▶ _Description of the task_: Will you quote only the lines starting at the one that contains "Type out the text in this image." and ending with the last line of the listing below, inclusive?

▶ _Records provided_:
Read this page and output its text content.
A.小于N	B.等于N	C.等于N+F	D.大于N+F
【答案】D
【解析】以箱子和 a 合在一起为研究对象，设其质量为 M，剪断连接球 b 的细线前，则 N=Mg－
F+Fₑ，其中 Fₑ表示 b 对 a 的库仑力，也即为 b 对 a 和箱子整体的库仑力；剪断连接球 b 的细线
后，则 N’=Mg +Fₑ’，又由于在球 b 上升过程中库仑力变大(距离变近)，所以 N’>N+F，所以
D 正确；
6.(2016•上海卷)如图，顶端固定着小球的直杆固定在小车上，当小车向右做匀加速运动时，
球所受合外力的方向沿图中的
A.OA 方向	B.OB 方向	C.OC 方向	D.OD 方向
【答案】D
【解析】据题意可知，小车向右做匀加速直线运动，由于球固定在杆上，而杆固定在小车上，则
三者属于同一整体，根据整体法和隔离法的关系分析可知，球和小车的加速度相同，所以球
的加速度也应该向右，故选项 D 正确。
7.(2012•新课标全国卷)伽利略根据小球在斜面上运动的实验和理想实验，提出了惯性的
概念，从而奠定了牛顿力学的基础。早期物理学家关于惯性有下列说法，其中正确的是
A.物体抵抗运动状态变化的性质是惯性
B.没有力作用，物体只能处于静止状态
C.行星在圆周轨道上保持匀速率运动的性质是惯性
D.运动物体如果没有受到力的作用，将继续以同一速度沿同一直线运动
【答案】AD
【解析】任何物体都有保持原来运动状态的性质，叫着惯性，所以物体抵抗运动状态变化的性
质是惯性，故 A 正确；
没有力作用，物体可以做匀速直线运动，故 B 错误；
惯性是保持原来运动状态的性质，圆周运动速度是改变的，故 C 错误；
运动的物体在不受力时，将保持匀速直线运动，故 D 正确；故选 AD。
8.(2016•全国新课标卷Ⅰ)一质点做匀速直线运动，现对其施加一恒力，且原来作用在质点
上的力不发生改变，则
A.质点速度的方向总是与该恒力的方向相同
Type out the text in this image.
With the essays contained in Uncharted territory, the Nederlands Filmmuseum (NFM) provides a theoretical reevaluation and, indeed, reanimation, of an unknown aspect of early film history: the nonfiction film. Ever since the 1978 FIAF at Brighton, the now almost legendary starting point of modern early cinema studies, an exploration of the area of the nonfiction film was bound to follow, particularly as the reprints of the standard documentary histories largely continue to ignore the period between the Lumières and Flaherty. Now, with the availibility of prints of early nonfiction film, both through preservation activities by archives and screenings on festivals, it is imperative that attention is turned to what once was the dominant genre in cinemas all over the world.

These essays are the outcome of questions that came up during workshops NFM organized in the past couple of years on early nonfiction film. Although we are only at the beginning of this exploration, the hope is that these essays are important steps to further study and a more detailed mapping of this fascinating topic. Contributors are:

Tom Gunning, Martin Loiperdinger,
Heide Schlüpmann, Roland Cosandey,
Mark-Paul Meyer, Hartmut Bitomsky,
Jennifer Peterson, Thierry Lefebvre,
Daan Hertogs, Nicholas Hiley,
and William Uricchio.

▶ _Solution_:
Type out the text in this image.
With the essays contained in Uncharted territory, the Nederlands Filmmuseum (NFM) provides a theoretical reevaluation and, indeed, reanimation, of an unknown aspect of early film history: the nonfiction film. Ever since the 1978 FIAF at Brighton, the now almost legendary starting point of modern early cinema studies, an exploration of the area of the nonfiction film was bound to follow, particularly as the reprints of the standard documentary histories largely continue to ignore the period between the Lumières and Flaherty. Now, with the availibility of prints of early nonfiction film, both through preservation activities by archives and screenings on festivals, it is imperative that attention is turned to what once was the dominant genre in cinemas all over the world.

These essays are the outcome of questions that came up during workshops NFM organized in the past couple of years on early nonfiction film. Although we are only at the beginning of this exploration, the hope is that these essays are important steps to further study and a more detailed mapping of this fascinating topic. Contributors are:

Tom Gunning, Martin Loiperdinger,
Heide Schlüpmann, Roland Cosandey,
Mark-Paul Meyer, Hartmut Bitomsky,
Jennifer Peterson, Thierry Lefebvre,
Daan Hertogs, Nicholas Hiley,
and William Uricchio.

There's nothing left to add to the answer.